──────── Provided data ────────

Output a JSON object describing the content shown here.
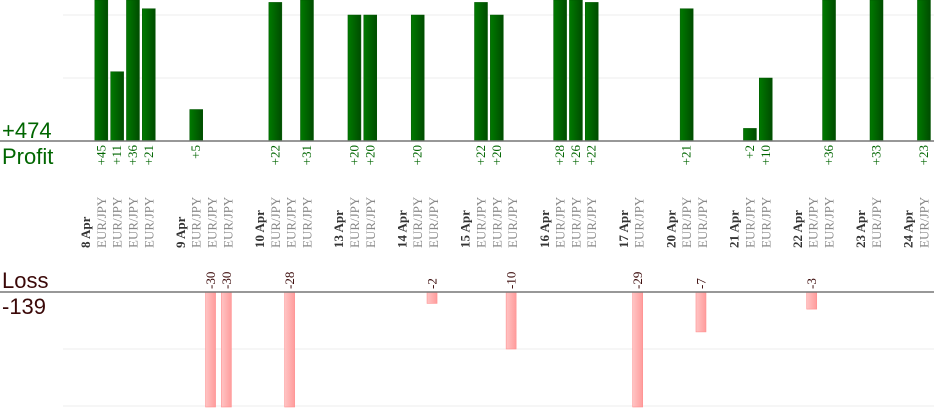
{
  "chart_data": {
    "type": "bar",
    "profit_total_label": "+474",
    "profit_label": "Profit",
    "loss_label": "Loss",
    "loss_total_label": "-139",
    "colors": {
      "profit": "#006600",
      "loss": "#ffaaaa",
      "loss_text": "#3a0808",
      "date_text": "#333333",
      "pair_text": "#888888",
      "grid": "#eeeeee",
      "axis": "#777777"
    },
    "profit_axis_max": 22,
    "loss_axis_max": 20,
    "grid_step": 10,
    "days": [
      {
        "date": "8 Apr",
        "trades": [
          {
            "pair": "EUR/JPY",
            "value": 45
          },
          {
            "pair": "EUR/JPY",
            "value": 11
          },
          {
            "pair": "EUR/JPY",
            "value": 36
          },
          {
            "pair": "EUR/JPY",
            "value": 21
          }
        ]
      },
      {
        "date": "9 Apr",
        "trades": [
          {
            "pair": "EUR/JPY",
            "value": 5
          },
          {
            "pair": "EUR/JPY",
            "value": -30
          },
          {
            "pair": "EUR/JPY",
            "value": -30
          }
        ]
      },
      {
        "date": "10 Apr",
        "trades": [
          {
            "pair": "EUR/JPY",
            "value": 22
          },
          {
            "pair": "EUR/JPY",
            "value": -28
          },
          {
            "pair": "EUR/JPY",
            "value": 31
          }
        ]
      },
      {
        "date": "13 Apr",
        "trades": [
          {
            "pair": "EUR/JPY",
            "value": 20
          },
          {
            "pair": "EUR/JPY",
            "value": 20
          }
        ]
      },
      {
        "date": "14 Apr",
        "trades": [
          {
            "pair": "EUR/JPY",
            "value": 20
          },
          {
            "pair": "EUR/JPY",
            "value": -2
          }
        ]
      },
      {
        "date": "15 Apr",
        "trades": [
          {
            "pair": "EUR/JPY",
            "value": 22
          },
          {
            "pair": "EUR/JPY",
            "value": 20
          },
          {
            "pair": "EUR/JPY",
            "value": -10
          }
        ]
      },
      {
        "date": "16 Apr",
        "trades": [
          {
            "pair": "EUR/JPY",
            "value": 28
          },
          {
            "pair": "EUR/JPY",
            "value": 26
          },
          {
            "pair": "EUR/JPY",
            "value": 22
          }
        ]
      },
      {
        "date": "17 Apr",
        "trades": [
          {
            "pair": "EUR/JPY",
            "value": -29
          }
        ]
      },
      {
        "date": "20 Apr",
        "trades": [
          {
            "pair": "EUR/JPY",
            "value": 21
          },
          {
            "pair": "EUR/JPY",
            "value": -7
          }
        ]
      },
      {
        "date": "21 Apr",
        "trades": [
          {
            "pair": "EUR/JPY",
            "value": 2
          },
          {
            "pair": "EUR/JPY",
            "value": 10
          }
        ]
      },
      {
        "date": "22 Apr",
        "trades": [
          {
            "pair": "EUR/JPY",
            "value": -3
          },
          {
            "pair": "EUR/JPY",
            "value": 36
          }
        ]
      },
      {
        "date": "23 Apr",
        "trades": [
          {
            "pair": "EUR/JPY",
            "value": 33
          }
        ]
      },
      {
        "date": "24 Apr",
        "trades": [
          {
            "pair": "EUR/JPY",
            "value": 23
          }
        ]
      }
    ]
  }
}
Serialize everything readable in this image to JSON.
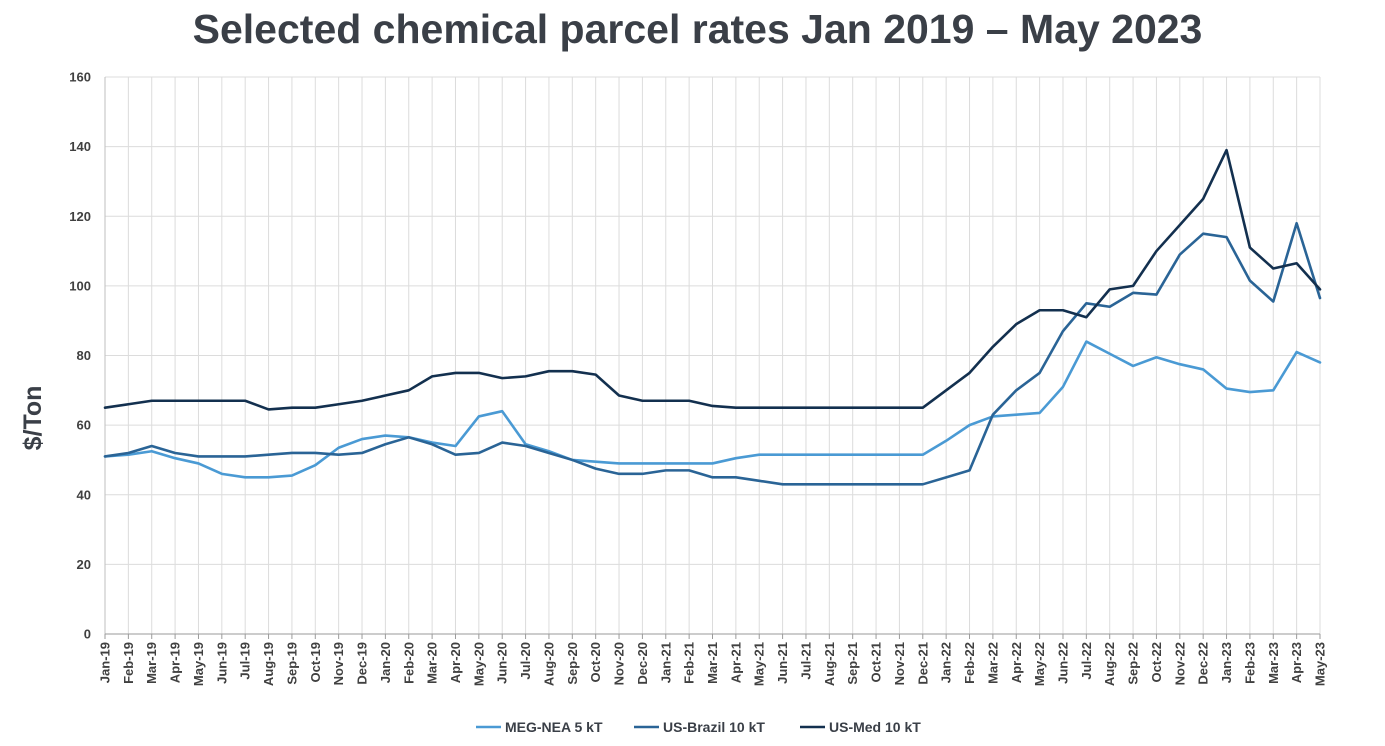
{
  "chart_data": {
    "type": "line",
    "title": "Selected chemical parcel rates Jan 2019 – May 2023",
    "xlabel": "",
    "ylabel": "$/Ton",
    "ylim": [
      0,
      160
    ],
    "yticks": [
      "0",
      "20",
      "40",
      "60",
      "80",
      "100",
      "120",
      "140",
      "160"
    ],
    "grid": true,
    "legend_position": "bottom",
    "categories": [
      "Jan-19",
      "Feb-19",
      "Mar-19",
      "Apr-19",
      "May-19",
      "Jun-19",
      "Jul-19",
      "Aug-19",
      "Sep-19",
      "Oct-19",
      "Nov-19",
      "Dec-19",
      "Jan-20",
      "Feb-20",
      "Mar-20",
      "Apr-20",
      "May-20",
      "Jun-20",
      "Jul-20",
      "Aug-20",
      "Sep-20",
      "Oct-20",
      "Nov-20",
      "Dec-20",
      "Jan-21",
      "Feb-21",
      "Mar-21",
      "Apr-21",
      "May-21",
      "Jun-21",
      "Jul-21",
      "Aug-21",
      "Sep-21",
      "Oct-21",
      "Nov-21",
      "Dec-21",
      "Jan-22",
      "Feb-22",
      "Mar-22",
      "Apr-22",
      "May-22",
      "Jun-22",
      "Jul-22",
      "Aug-22",
      "Sep-22",
      "Oct-22",
      "Nov-22",
      "Dec-22",
      "Jan-23",
      "Feb-23",
      "Mar-23",
      "Apr-23",
      "May-23"
    ],
    "series": [
      {
        "name": "MEG-NEA 5 kT",
        "color": "#4a9ad4",
        "values": [
          51,
          51.5,
          52.5,
          50.5,
          49,
          46,
          45,
          45,
          45.5,
          48.5,
          53.5,
          56,
          57,
          56.5,
          55,
          54,
          62.5,
          64,
          54.5,
          52.5,
          50,
          49.5,
          49,
          49,
          49,
          49,
          49,
          50.5,
          51.5,
          51.5,
          51.5,
          51.5,
          51.5,
          51.5,
          51.5,
          51.5,
          55.5,
          60,
          62.5,
          63,
          63.5,
          71,
          84,
          80.5,
          77,
          79.5,
          77.5,
          76,
          70.5,
          69.5,
          70,
          81,
          78
        ]
      },
      {
        "name": "US-Brazil 10 kT",
        "color": "#2a6496",
        "values": [
          51,
          52,
          54,
          52,
          51,
          51,
          51,
          51.5,
          52,
          52,
          51.5,
          52,
          54.5,
          56.5,
          54.5,
          51.5,
          52,
          55,
          54,
          52,
          50,
          47.5,
          46,
          46,
          47,
          47,
          45,
          45,
          44,
          43,
          43,
          43,
          43,
          43,
          43,
          43,
          45,
          47,
          63,
          70,
          75,
          87,
          95,
          94,
          98,
          97.5,
          109,
          115,
          114,
          101.5,
          95.5,
          118,
          96.5
        ]
      },
      {
        "name": "US-Med 10 kT",
        "color": "#13304f",
        "values": [
          65,
          66,
          67,
          67,
          67,
          67,
          67,
          64.5,
          65,
          65,
          66,
          67,
          68.5,
          70,
          74,
          75,
          75,
          73.5,
          74,
          75.5,
          75.5,
          74.5,
          68.5,
          67,
          67,
          67,
          65.5,
          65,
          65,
          65,
          65,
          65,
          65,
          65,
          65,
          65,
          70,
          75,
          82.5,
          89,
          93,
          93,
          91,
          99,
          100,
          110,
          117.5,
          125,
          139,
          111,
          105,
          106.5,
          99
        ]
      }
    ]
  }
}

────────

Requirements. Repeat the material above in full and exactly, apart from the pictures.

Response below.
Output a JSON object describing the content shown here.
{
  "chart_data": {
    "type": "bar",
    "profit_total_label": "+474",
    "profit_label": "Profit",
    "loss_label": "Loss",
    "loss_total_label": "-139",
    "colors": {
      "profit": "#006600",
      "loss": "#ffaaaa",
      "loss_text": "#3a0808",
      "date_text": "#333333",
      "pair_text": "#888888",
      "grid": "#eeeeee",
      "axis": "#777777"
    },
    "profit_axis_max": 22,
    "loss_axis_max": 20,
    "grid_step": 10,
    "days": [
      {
        "date": "8 Apr",
        "trades": [
          {
            "pair": "EUR/JPY",
            "value": 45
          },
          {
            "pair": "EUR/JPY",
            "value": 11
          },
          {
            "pair": "EUR/JPY",
            "value": 36
          },
          {
            "pair": "EUR/JPY",
            "value": 21
          }
        ]
      },
      {
        "date": "9 Apr",
        "trades": [
          {
            "pair": "EUR/JPY",
            "value": 5
          },
          {
            "pair": "EUR/JPY",
            "value": -30
          },
          {
            "pair": "EUR/JPY",
            "value": -30
          }
        ]
      },
      {
        "date": "10 Apr",
        "trades": [
          {
            "pair": "EUR/JPY",
            "value": 22
          },
          {
            "pair": "EUR/JPY",
            "value": -28
          },
          {
            "pair": "EUR/JPY",
            "value": 31
          }
        ]
      },
      {
        "date": "13 Apr",
        "trades": [
          {
            "pair": "EUR/JPY",
            "value": 20
          },
          {
            "pair": "EUR/JPY",
            "value": 20
          }
        ]
      },
      {
        "date": "14 Apr",
        "trades": [
          {
            "pair": "EUR/JPY",
            "value": 20
          },
          {
            "pair": "EUR/JPY",
            "value": -2
          }
        ]
      },
      {
        "date": "15 Apr",
        "trades": [
          {
            "pair": "EUR/JPY",
            "value": 22
          },
          {
            "pair": "EUR/JPY",
            "value": 20
          },
          {
            "pair": "EUR/JPY",
            "value": -10
          }
        ]
      },
      {
        "date": "16 Apr",
        "trades": [
          {
            "pair": "EUR/JPY",
            "value": 28
          },
          {
            "pair": "EUR/JPY",
            "value": 26
          },
          {
            "pair": "EUR/JPY",
            "value": 22
          }
        ]
      },
      {
        "date": "17 Apr",
        "trades": [
          {
            "pair": "EUR/JPY",
            "value": -29
          }
        ]
      },
      {
        "date": "20 Apr",
        "trades": [
          {
            "pair": "EUR/JPY",
            "value": 21
          },
          {
            "pair": "EUR/JPY",
            "value": -7
          }
        ]
      },
      {
        "date": "21 Apr",
        "trades": [
          {
            "pair": "EUR/JPY",
            "value": 2
          },
          {
            "pair": "EUR/JPY",
            "value": 10
          }
        ]
      },
      {
        "date": "22 Apr",
        "trades": [
          {
            "pair": "EUR/JPY",
            "value": -3
          },
          {
            "pair": "EUR/JPY",
            "value": 36
          }
        ]
      },
      {
        "date": "23 Apr",
        "trades": [
          {
            "pair": "EUR/JPY",
            "value": 33
          }
        ]
      },
      {
        "date": "24 Apr",
        "trades": [
          {
            "pair": "EUR/JPY",
            "value": 23
          }
        ]
      }
    ]
  }
}
Serialize everything readable in this image to JSON.
{
  "chart_data": {
    "type": "line",
    "title": "Selected chemical parcel rates Jan 2019 – May 2023",
    "xlabel": "",
    "ylabel": "$/Ton",
    "ylim": [
      0,
      160
    ],
    "yticks": [
      "0",
      "20",
      "40",
      "60",
      "80",
      "100",
      "120",
      "140",
      "160"
    ],
    "grid": true,
    "legend_position": "bottom",
    "categories": [
      "Jan-19",
      "Feb-19",
      "Mar-19",
      "Apr-19",
      "May-19",
      "Jun-19",
      "Jul-19",
      "Aug-19",
      "Sep-19",
      "Oct-19",
      "Nov-19",
      "Dec-19",
      "Jan-20",
      "Feb-20",
      "Mar-20",
      "Apr-20",
      "May-20",
      "Jun-20",
      "Jul-20",
      "Aug-20",
      "Sep-20",
      "Oct-20",
      "Nov-20",
      "Dec-20",
      "Jan-21",
      "Feb-21",
      "Mar-21",
      "Apr-21",
      "May-21",
      "Jun-21",
      "Jul-21",
      "Aug-21",
      "Sep-21",
      "Oct-21",
      "Nov-21",
      "Dec-21",
      "Jan-22",
      "Feb-22",
      "Mar-22",
      "Apr-22",
      "May-22",
      "Jun-22",
      "Jul-22",
      "Aug-22",
      "Sep-22",
      "Oct-22",
      "Nov-22",
      "Dec-22",
      "Jan-23",
      "Feb-23",
      "Mar-23",
      "Apr-23",
      "May-23"
    ],
    "series": [
      {
        "name": "MEG-NEA 5 kT",
        "color": "#4a9ad4",
        "values": [
          51,
          51.5,
          52.5,
          50.5,
          49,
          46,
          45,
          45,
          45.5,
          48.5,
          53.5,
          56,
          57,
          56.5,
          55,
          54,
          62.5,
          64,
          54.5,
          52.5,
          50,
          49.5,
          49,
          49,
          49,
          49,
          49,
          50.5,
          51.5,
          51.5,
          51.5,
          51.5,
          51.5,
          51.5,
          51.5,
          51.5,
          55.5,
          60,
          62.5,
          63,
          63.5,
          71,
          84,
          80.5,
          77,
          79.5,
          77.5,
          76,
          70.5,
          69.5,
          70,
          81,
          78
        ]
      },
      {
        "name": "US-Brazil 10 kT",
        "color": "#2a6496",
        "values": [
          51,
          52,
          54,
          52,
          51,
          51,
          51,
          51.5,
          52,
          52,
          51.5,
          52,
          54.5,
          56.5,
          54.5,
          51.5,
          52,
          55,
          54,
          52,
          50,
          47.5,
          46,
          46,
          47,
          47,
          45,
          45,
          44,
          43,
          43,
          43,
          43,
          43,
          43,
          43,
          45,
          47,
          63,
          70,
          75,
          87,
          95,
          94,
          98,
          97.5,
          109,
          115,
          114,
          101.5,
          95.5,
          118,
          96.5
        ]
      },
      {
        "name": "US-Med 10 kT",
        "color": "#13304f",
        "values": [
          65,
          66,
          67,
          67,
          67,
          67,
          67,
          64.5,
          65,
          65,
          66,
          67,
          68.5,
          70,
          74,
          75,
          75,
          73.5,
          74,
          75.5,
          75.5,
          74.5,
          68.5,
          67,
          67,
          67,
          65.5,
          65,
          65,
          65,
          65,
          65,
          65,
          65,
          65,
          65,
          70,
          75,
          82.5,
          89,
          93,
          93,
          91,
          99,
          100,
          110,
          117.5,
          125,
          139,
          111,
          105,
          106.5,
          99
        ]
      }
    ]
  }
}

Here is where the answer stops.